■ **Aim**: Repeat every record below exactly, but leave out any pictures.
— start —
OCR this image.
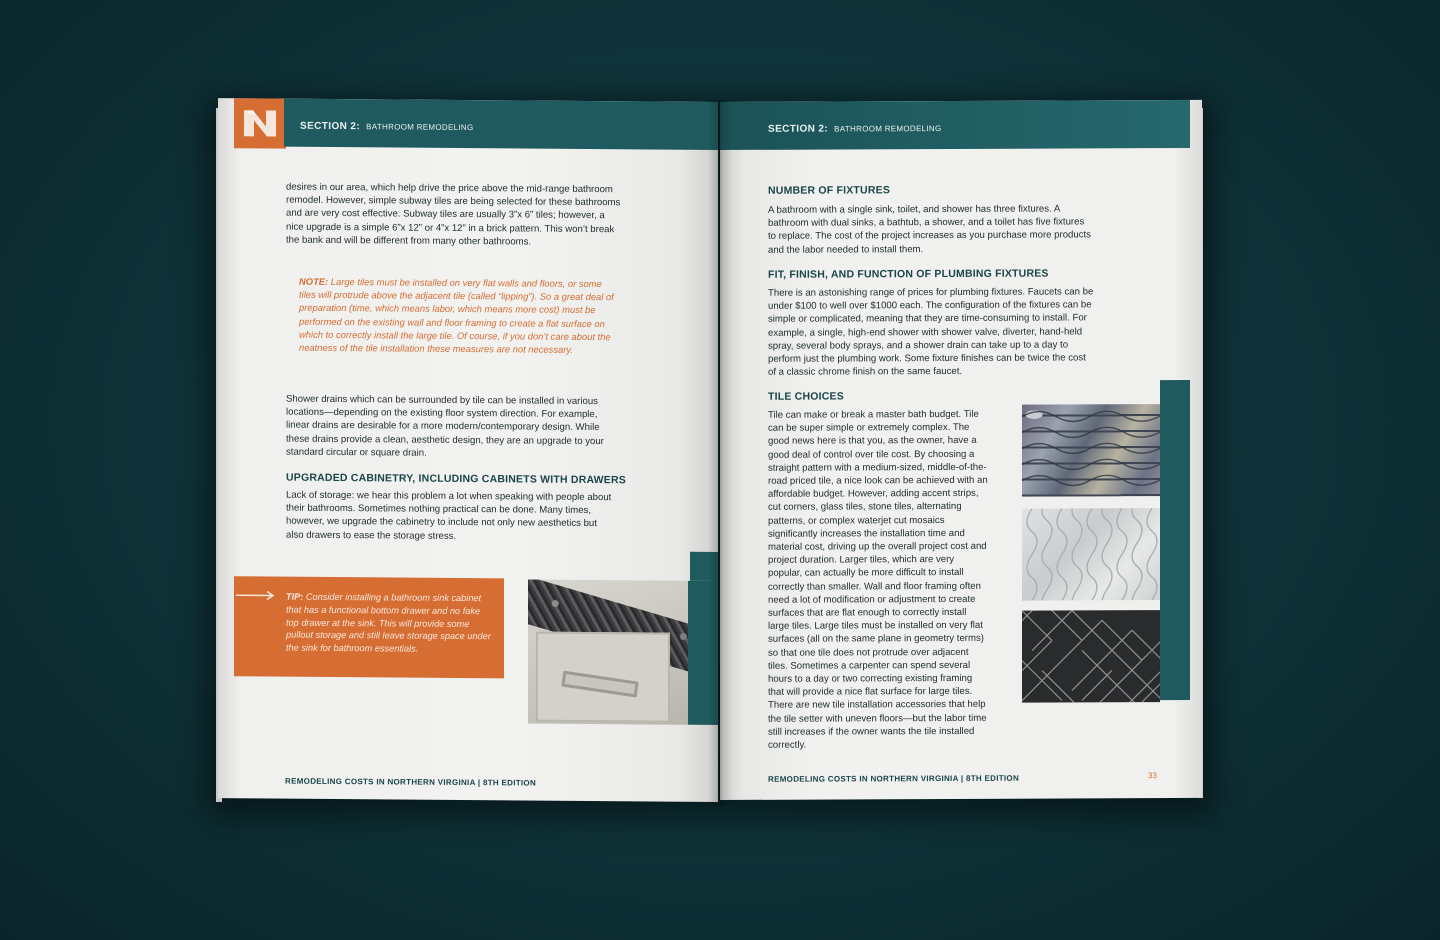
SECTION 2: BATHROOM REMODELING
desires in our area, which help drive the price above the mid-range bathroom remodel. However, simple subway tiles are being selected for these bathrooms and are very cost effective. Subway tiles are usually 3”x 6” tiles; however, a nice upgrade is a simple 6”x 12” or 4”x 12” in a brick pattern. This won’t break the bank and will be different from many other bathrooms.
NOTE: Large tiles must be installed on very flat walls and floors, or some tiles will protrude above the adjacent tile (called “lipping”). So a great deal of preparation (time, which means labor, which means more cost) must be performed on the existing wall and floor framing to create a flat surface on which to correctly install the large tile. Of course, if you don’t care about the neatness of the tile installation these measures are not necessary.
Shower drains which can be surrounded by tile can be installed in various locations—depending on the existing floor system direction. For example, linear drains are desirable for a more modern/contemporary design. While these drains provide a clean, aesthetic design, they are an upgrade to your standard circular or square drain.
UPGRADED CABINETRY, INCLUDING CABINETS WITH DRAWERS
Lack of storage: we hear this problem a lot when speaking with people about their bathrooms. Sometimes nothing practical can be done. Many times, however, we upgrade the cabinetry to include not only new aesthetics but also drawers to ease the storage stress.
TIP: Consider installing a bathroom sink cabinet that has a functional bottom drawer and no fake top drawer at the sink. This will provide some pullout storage and still leave storage space under the sink for bathroom essentials.
REMODELING COSTS IN NORTHERN VIRGINIA | 8TH EDITION
SECTION 2: BATHROOM REMODELING
NUMBER OF FIXTURES
A bathroom with a single sink, toilet, and shower has three fixtures. A bathroom with dual sinks, a bathtub, a shower, and a toilet has five fixtures to replace. The cost of the project increases as you purchase more products and the labor needed to install them.
FIT, FINISH, AND FUNCTION OF PLUMBING FIXTURES
There is an astonishing range of prices for plumbing fixtures. Faucets can be under $100 to well over $1000 each. The configuration of the fixtures can be simple or complicated, meaning that they are time-consuming to install. For example, a single, high-end shower with shower valve, diverter, hand-held spray, several body sprays, and a shower drain can take up to a day to perform just the plumbing work. Some fixture finishes can be twice the cost of a classic chrome finish on the same faucet.
TILE CHOICES
Tile can make or break a master bath budget. Tile can be super simple or extremely complex. The good news here is that you, as the owner, have a good deal of control over tile cost. By choosing a straight pattern with a medium-sized, middle-of-the-road priced tile, a nice look can be achieved with an affordable budget. However, adding accent strips, cut corners, glass tiles, stone tiles, alternating patterns, or complex waterjet cut mosaics significantly increases the installation time and material cost, driving up the overall project cost and project duration. Larger tiles, which are very popular, can actually be more difficult to install correctly than smaller. Wall and floor framing often need a lot of modification or adjustment to create surfaces that are flat enough to correctly install large tiles. Large tiles must be installed on very flat surfaces (all on the same plane in geometry terms) so that one tile does not protrude over adjacent tiles. Sometimes a carpenter can spend several hours to a day or two correcting existing framing that will provide a nice flat surface for large tiles. There are new tile installation accessories that help the tile setter with uneven floors—but the labor time still increases if the owner wants the tile installed correctly.
REMODELING COSTS IN NORTHERN VIRGINIA | 8TH EDITION	33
— end —
■ **Task response**:
OCR this image.
SECTION 2: BATHROOM REMODELING
desires in our area, which help drive the price above the mid-range bathroom remodel. However, simple subway tiles are being selected for these bathrooms and are very cost effective. Subway tiles are usually 3”x 6” tiles; however, a nice upgrade is a simple 6”x 12” or 4”x 12” in a brick pattern. This won’t break the bank and will be different from many other bathrooms.
NOTE: Large tiles must be installed on very flat walls and floors, or some tiles will protrude above the adjacent tile (called “lipping”). So a great deal of preparation (time, which means labor, which means more cost) must be performed on the existing wall and floor framing to create a flat surface on which to correctly install the large tile. Of course, if you don’t care about the neatness of the tile installation these measures are not necessary.
Shower drains which can be surrounded by tile can be installed in various locations—depending on the existing floor system direction. For example, linear drains are desirable for a more modern/contemporary design. While these drains provide a clean, aesthetic design, they are an upgrade to your standard circular or square drain.
UPGRADED CABINETRY, INCLUDING CABINETS WITH DRAWERS
Lack of storage: we hear this problem a lot when speaking with people about their bathrooms. Sometimes nothing practical can be done. Many times, however, we upgrade the cabinetry to include not only new aesthetics but also drawers to ease the storage stress.
TIP: Consider installing a bathroom sink cabinet that has a functional bottom drawer and no fake top drawer at the sink. This will provide some pullout storage and still leave storage space under the sink for bathroom essentials.
REMODELING COSTS IN NORTHERN VIRGINIA | 8TH EDITION
SECTION 2: BATHROOM REMODELING
NUMBER OF FIXTURES
A bathroom with a single sink, toilet, and shower has three fixtures. A bathroom with dual sinks, a bathtub, a shower, and a toilet has five fixtures to replace. The cost of the project increases as you purchase more products and the labor needed to install them.
FIT, FINISH, AND FUNCTION OF PLUMBING FIXTURES
There is an astonishing range of prices for plumbing fixtures. Faucets can be under $100 to well over $1000 each. The configuration of the fixtures can be simple or complicated, meaning that they are time-consuming to install. For example, a single, high-end shower with shower valve, diverter, hand-held spray, several body sprays, and a shower drain can take up to a day to perform just the plumbing work. Some fixture finishes can be twice the cost of a classic chrome finish on the same faucet.
TILE CHOICES
Tile can make or break a master bath budget. Tile can be super simple or extremely complex. The good news here is that you, as the owner, have a good deal of control over tile cost. By choosing a straight pattern with a medium-sized, middle-of-the-road priced tile, a nice look can be achieved with an affordable budget. However, adding accent strips, cut corners, glass tiles, stone tiles, alternating patterns, or complex waterjet cut mosaics significantly increases the installation time and material cost, driving up the overall project cost and project duration. Larger tiles, which are very popular, can actually be more difficult to install correctly than smaller. Wall and floor framing often need a lot of modification or adjustment to create surfaces that are flat enough to correctly install large tiles. Large tiles must be installed on very flat surfaces (all on the same plane in geometry terms) so that one tile does not protrude over adjacent tiles. Sometimes a carpenter can spend several hours to a day or two correcting existing framing that will provide a nice flat surface for large tiles. There are new tile installation accessories that help the tile setter with uneven floors—but the labor time still increases if the owner wants the tile installed correctly.
REMODELING COSTS IN NORTHERN VIRGINIA | 8TH EDITION	33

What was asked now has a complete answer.